→ **Work to do**
From the listing below, extract each entry exactly as written, minus the images.

━━━━━━━━

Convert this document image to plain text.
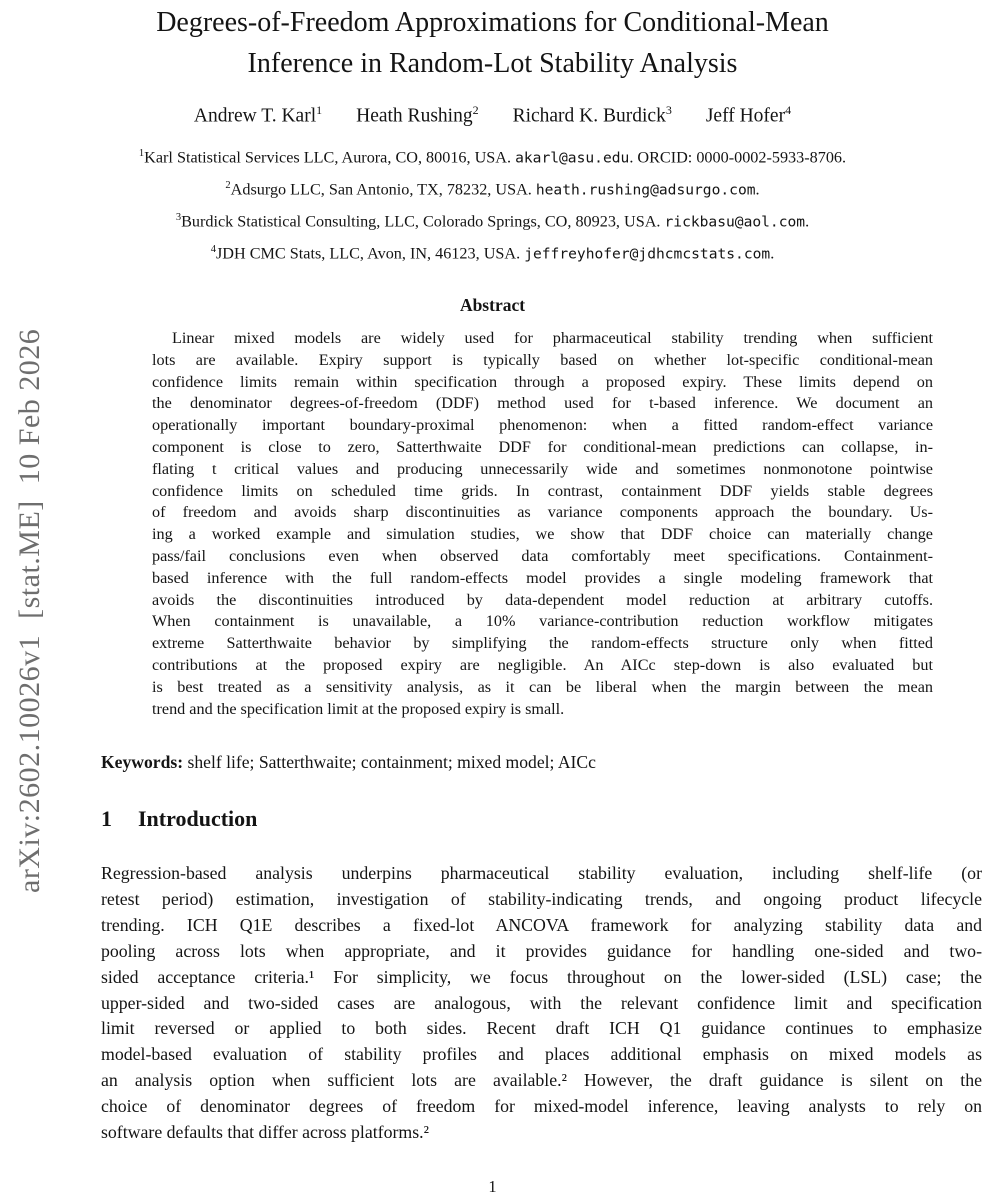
arXiv:2602.10026v1  [stat.ME]  10 Feb 2026
Degrees-of-Freedom Approximations for Conditional-Mean
Inference in Random-Lot Stability Analysis
Andrew T. Karl$^1$ Heath Rushing$^2$ Richard K. Burdick$^3$ Jeff Hofer$^4$
$^1$Karl Statistical Services LLC, Aurora, CO, 80016, USA. akarl@asu.edu. ORCID: 0000-0002-5933-8706.
$^2$Adsurgo LLC, San Antonio, TX, 78232, USA. heath.rushing@adsurgo.com.
$^3$Burdick Statistical Consulting, LLC, Colorado Springs, CO, 80923, USA. rickbasu@aol.com.
$^4$JDH CMC Stats, LLC, Avon, IN, 46123, USA. jeffreyhofer@jdhcmcstats.com.
Abstract
Linear mixed models are widely used for pharmaceutical stability trending when sufficient
lots are available. Expiry support is typically based on whether lot-specific conditional-mean
confidence limits remain within specification through a proposed expiry. These limits depend on
the denominator degrees-of-freedom (DDF) method used for t-based inference. We document an
operationally important boundary-proximal phenomenon: when a fitted random-effect variance
component is close to zero, Satterthwaite DDF for conditional-mean predictions can collapse, in-
flating t critical values and producing unnecessarily wide and sometimes nonmonotone pointwise
confidence limits on scheduled time grids. In contrast, containment DDF yields stable degrees
of freedom and avoids sharp discontinuities as variance components approach the boundary. Us-
ing a worked example and simulation studies, we show that DDF choice can materially change
pass/fail conclusions even when observed data comfortably meet specifications. Containment-
based inference with the full random-effects model provides a single modeling framework that
avoids the discontinuities introduced by data-dependent model reduction at arbitrary cutoffs.
When containment is unavailable, a 10% variance-contribution reduction workflow mitigates
extreme Satterthwaite behavior by simplifying the random-effects structure only when fitted
contributions at the proposed expiry are negligible. An AICc step-down is also evaluated but
is best treated as a sensitivity analysis, as it can be liberal when the margin between the mean
trend and the specification limit at the proposed expiry is small.
Keywords: shelf life; Satterthwaite; containment; mixed model; AICc
1 Introduction
Regression-based analysis underpins pharmaceutical stability evaluation, including shelf-life (or
retest period) estimation, investigation of stability-indicating trends, and ongoing product lifecycle
trending. ICH Q1E describes a fixed-lot ANCOVA framework for analyzing stability data and
pooling across lots when appropriate, and it provides guidance for handling one-sided and two-
sided acceptance criteria.¹ For simplicity, we focus throughout on the lower-sided (LSL) case; the
upper-sided and two-sided cases are analogous, with the relevant confidence limit and specification
limit reversed or applied to both sides. Recent draft ICH Q1 guidance continues to emphasize
model-based evaluation of stability profiles and places additional emphasis on mixed models as
an analysis option when sufficient lots are available.² However, the draft guidance is silent on the
choice of denominator degrees of freedom for mixed-model inference, leaving analysts to rely on
software defaults that differ across platforms.²
1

━━━━━━━━

→ **Exercise response**
Convert this document image to plain text.
arXiv:2602.10026v1  [stat.ME]  10 Feb 2026
Degrees-of-Freedom Approximations for Conditional-Mean
Inference in Random-Lot Stability Analysis
Andrew T. Karl$^1$ Heath Rushing$^2$ Richard K. Burdick$^3$ Jeff Hofer$^4$
$^1$Karl Statistical Services LLC, Aurora, CO, 80016, USA. akarl@asu.edu. ORCID: 0000-0002-5933-8706.
$^2$Adsurgo LLC, San Antonio, TX, 78232, USA. heath.rushing@adsurgo.com.
$^3$Burdick Statistical Consulting, LLC, Colorado Springs, CO, 80923, USA. rickbasu@aol.com.
$^4$JDH CMC Stats, LLC, Avon, IN, 46123, USA. jeffreyhofer@jdhcmcstats.com.
Abstract
Linear mixed models are widely used for pharmaceutical stability trending when sufficient
lots are available. Expiry support is typically based on whether lot-specific conditional-mean
confidence limits remain within specification through a proposed expiry. These limits depend on
the denominator degrees-of-freedom (DDF) method used for t-based inference. We document an
operationally important boundary-proximal phenomenon: when a fitted random-effect variance
component is close to zero, Satterthwaite DDF for conditional-mean predictions can collapse, in-
flating t critical values and producing unnecessarily wide and sometimes nonmonotone pointwise
confidence limits on scheduled time grids. In contrast, containment DDF yields stable degrees
of freedom and avoids sharp discontinuities as variance components approach the boundary. Us-
ing a worked example and simulation studies, we show that DDF choice can materially change
pass/fail conclusions even when observed data comfortably meet specifications. Containment-
based inference with the full random-effects model provides a single modeling framework that
avoids the discontinuities introduced by data-dependent model reduction at arbitrary cutoffs.
When containment is unavailable, a 10% variance-contribution reduction workflow mitigates
extreme Satterthwaite behavior by simplifying the random-effects structure only when fitted
contributions at the proposed expiry are negligible. An AICc step-down is also evaluated but
is best treated as a sensitivity analysis, as it can be liberal when the margin between the mean
trend and the specification limit at the proposed expiry is small.
Keywords: shelf life; Satterthwaite; containment; mixed model; AICc
1 Introduction
Regression-based analysis underpins pharmaceutical stability evaluation, including shelf-life (or
retest period) estimation, investigation of stability-indicating trends, and ongoing product lifecycle
trending. ICH Q1E describes a fixed-lot ANCOVA framework for analyzing stability data and
pooling across lots when appropriate, and it provides guidance for handling one-sided and two-
sided acceptance criteria.¹ For simplicity, we focus throughout on the lower-sided (LSL) case; the
upper-sided and two-sided cases are analogous, with the relevant confidence limit and specification
limit reversed or applied to both sides. Recent draft ICH Q1 guidance continues to emphasize
model-based evaluation of stability profiles and places additional emphasis on mixed models as
an analysis option when sufficient lots are available.² However, the draft guidance is silent on the
choice of denominator degrees of freedom for mixed-model inference, leaving analysts to rely on
software defaults that differ across platforms.²
1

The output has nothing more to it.